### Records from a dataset

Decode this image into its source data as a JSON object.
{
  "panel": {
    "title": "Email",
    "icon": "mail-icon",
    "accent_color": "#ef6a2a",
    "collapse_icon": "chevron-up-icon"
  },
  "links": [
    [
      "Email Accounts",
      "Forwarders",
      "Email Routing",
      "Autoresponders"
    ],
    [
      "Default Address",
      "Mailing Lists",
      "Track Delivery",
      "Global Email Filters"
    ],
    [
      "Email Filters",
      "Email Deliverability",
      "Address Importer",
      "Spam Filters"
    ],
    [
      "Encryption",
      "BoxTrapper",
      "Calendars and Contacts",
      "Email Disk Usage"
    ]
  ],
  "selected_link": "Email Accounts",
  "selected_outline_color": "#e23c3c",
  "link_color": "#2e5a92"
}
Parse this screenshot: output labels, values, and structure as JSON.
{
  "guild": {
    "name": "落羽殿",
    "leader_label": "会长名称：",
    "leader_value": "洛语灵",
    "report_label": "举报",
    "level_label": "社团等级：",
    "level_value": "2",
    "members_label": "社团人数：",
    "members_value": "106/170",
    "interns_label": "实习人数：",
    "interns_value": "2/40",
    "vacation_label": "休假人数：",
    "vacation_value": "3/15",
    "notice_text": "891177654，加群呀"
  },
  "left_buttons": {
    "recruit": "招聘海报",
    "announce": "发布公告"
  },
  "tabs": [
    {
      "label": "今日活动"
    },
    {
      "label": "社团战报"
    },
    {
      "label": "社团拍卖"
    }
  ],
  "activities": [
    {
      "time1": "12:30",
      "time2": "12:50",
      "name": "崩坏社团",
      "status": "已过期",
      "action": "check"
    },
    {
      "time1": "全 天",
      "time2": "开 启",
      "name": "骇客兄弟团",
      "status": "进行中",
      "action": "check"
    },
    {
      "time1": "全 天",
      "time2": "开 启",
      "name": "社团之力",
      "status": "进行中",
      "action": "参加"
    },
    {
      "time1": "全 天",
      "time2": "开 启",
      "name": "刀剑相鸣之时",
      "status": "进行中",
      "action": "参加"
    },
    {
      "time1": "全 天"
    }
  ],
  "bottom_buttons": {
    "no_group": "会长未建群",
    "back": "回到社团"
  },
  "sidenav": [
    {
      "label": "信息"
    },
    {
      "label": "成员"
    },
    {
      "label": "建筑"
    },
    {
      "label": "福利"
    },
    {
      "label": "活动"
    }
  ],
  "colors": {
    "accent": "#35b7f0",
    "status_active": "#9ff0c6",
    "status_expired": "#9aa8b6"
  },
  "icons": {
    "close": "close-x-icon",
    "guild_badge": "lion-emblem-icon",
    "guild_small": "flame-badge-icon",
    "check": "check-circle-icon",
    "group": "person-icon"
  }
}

### REQUIREMENTS
Gather all lines from the listing above in which "Email" occurs.

### CORRECT ANSWER
    "title": "Email",
      "Email Accounts",
      "Email Routing",
      "Global Email Filters"
      "Email Filters",
      "Email Deliverability",
      "Email Disk Usage"
  "selected_link": "Email Accounts",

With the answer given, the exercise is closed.